(Source data)
......

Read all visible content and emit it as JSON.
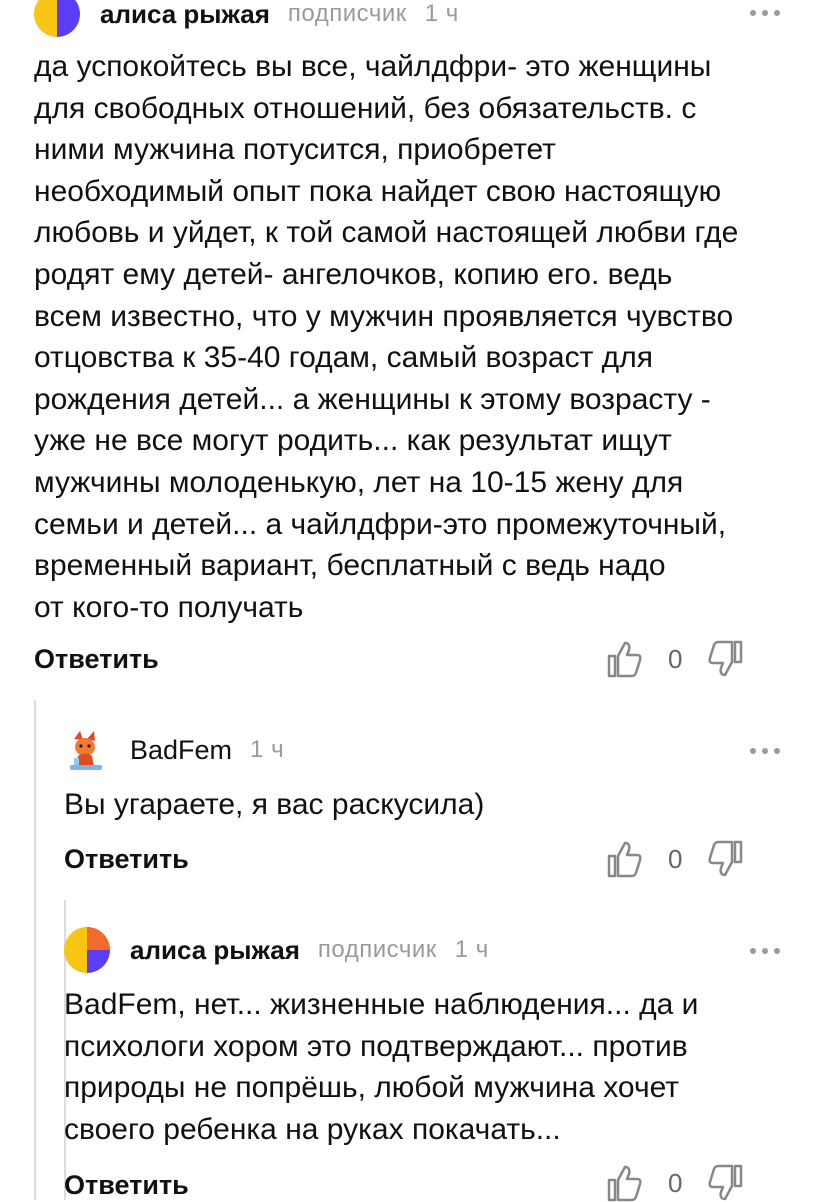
{
  "comments": [
    {
      "author": "алиса рыжая",
      "role": "подписчик",
      "time": "1 ч",
      "text": "да успокойтесь вы все, чайлдфри- это женщины\nдля свободных отношений, без обязательств. с\nними мужчина потусится, приобретет\nнеобходимый опыт пока найдет свою настоящую\nлюбовь и уйдет, к той самой настоящей любви где\nродят ему детей- ангелочков, копию его. ведь\nвсем известно, что у мужчин проявляется чувство\nотцовства к 35-40 годам, самый возраст для\nрождения детей...  а женщины к этому возрасту -\nуже не все могут родить...  как результат ищут\nмужчины молоденькую, лет на 10-15 жену для\nсемьи и детей... а чайлдфри-это промежуточный,\nвременный вариант, бесплатный с      ведь надо\nот кого-то получать",
      "reply_label": "Ответить",
      "likes": "0"
    },
    {
      "author": "BadFem",
      "time": "1 ч",
      "text": "Вы угараете, я вас раскусила)",
      "reply_label": "Ответить",
      "likes": "0"
    },
    {
      "author": "алиса рыжая",
      "role": "подписчик",
      "time": "1 ч",
      "text": "BadFem, нет...  жизненные наблюдения... да и\nпсихологи хором это подтверждают...  против\nприроды не попрёшь, любой мужчина хочет\nсвоего ребенка на руках покачать...",
      "reply_label": "Ответить",
      "likes": "0"
    }
  ],
  "icons": {
    "like": "thumbs-up-icon",
    "dislike": "thumbs-down-icon",
    "more": "more-dots-icon"
  },
  "colors": {
    "avatar_yellow": "#f7c612",
    "avatar_blue": "#5b3df5",
    "avatar_orange": "#f26a2e",
    "meta_gray": "#9a9a9a"
  }
}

......

_TASK DESCRIPTION_
All the material shown above is to be copied exactly, with no pictures carried over.

_EXERCISE ANSWER_
Read all visible content and emit it as JSON.
{
  "comments": [
    {
      "author": "алиса рыжая",
      "role": "подписчик",
      "time": "1 ч",
      "text": "да успокойтесь вы все, чайлдфри- это женщины\nдля свободных отношений, без обязательств. с\nними мужчина потусится, приобретет\nнеобходимый опыт пока найдет свою настоящую\nлюбовь и уйдет, к той самой настоящей любви где\nродят ему детей- ангелочков, копию его. ведь\nвсем известно, что у мужчин проявляется чувство\nотцовства к 35-40 годам, самый возраст для\nрождения детей...  а женщины к этому возрасту -\nуже не все могут родить...  как результат ищут\nмужчины молоденькую, лет на 10-15 жену для\nсемьи и детей... а чайлдфри-это промежуточный,\nвременный вариант, бесплатный с      ведь надо\nот кого-то получать",
      "reply_label": "Ответить",
      "likes": "0"
    },
    {
      "author": "BadFem",
      "time": "1 ч",
      "text": "Вы угараете, я вас раскусила)",
      "reply_label": "Ответить",
      "likes": "0"
    },
    {
      "author": "алиса рыжая",
      "role": "подписчик",
      "time": "1 ч",
      "text": "BadFem, нет...  жизненные наблюдения... да и\nпсихологи хором это подтверждают...  против\nприроды не попрёшь, любой мужчина хочет\nсвоего ребенка на руках покачать...",
      "reply_label": "Ответить",
      "likes": "0"
    }
  ],
  "icons": {
    "like": "thumbs-up-icon",
    "dislike": "thumbs-down-icon",
    "more": "more-dots-icon"
  },
  "colors": {
    "avatar_yellow": "#f7c612",
    "avatar_blue": "#5b3df5",
    "avatar_orange": "#f26a2e",
    "meta_gray": "#9a9a9a"
  }
}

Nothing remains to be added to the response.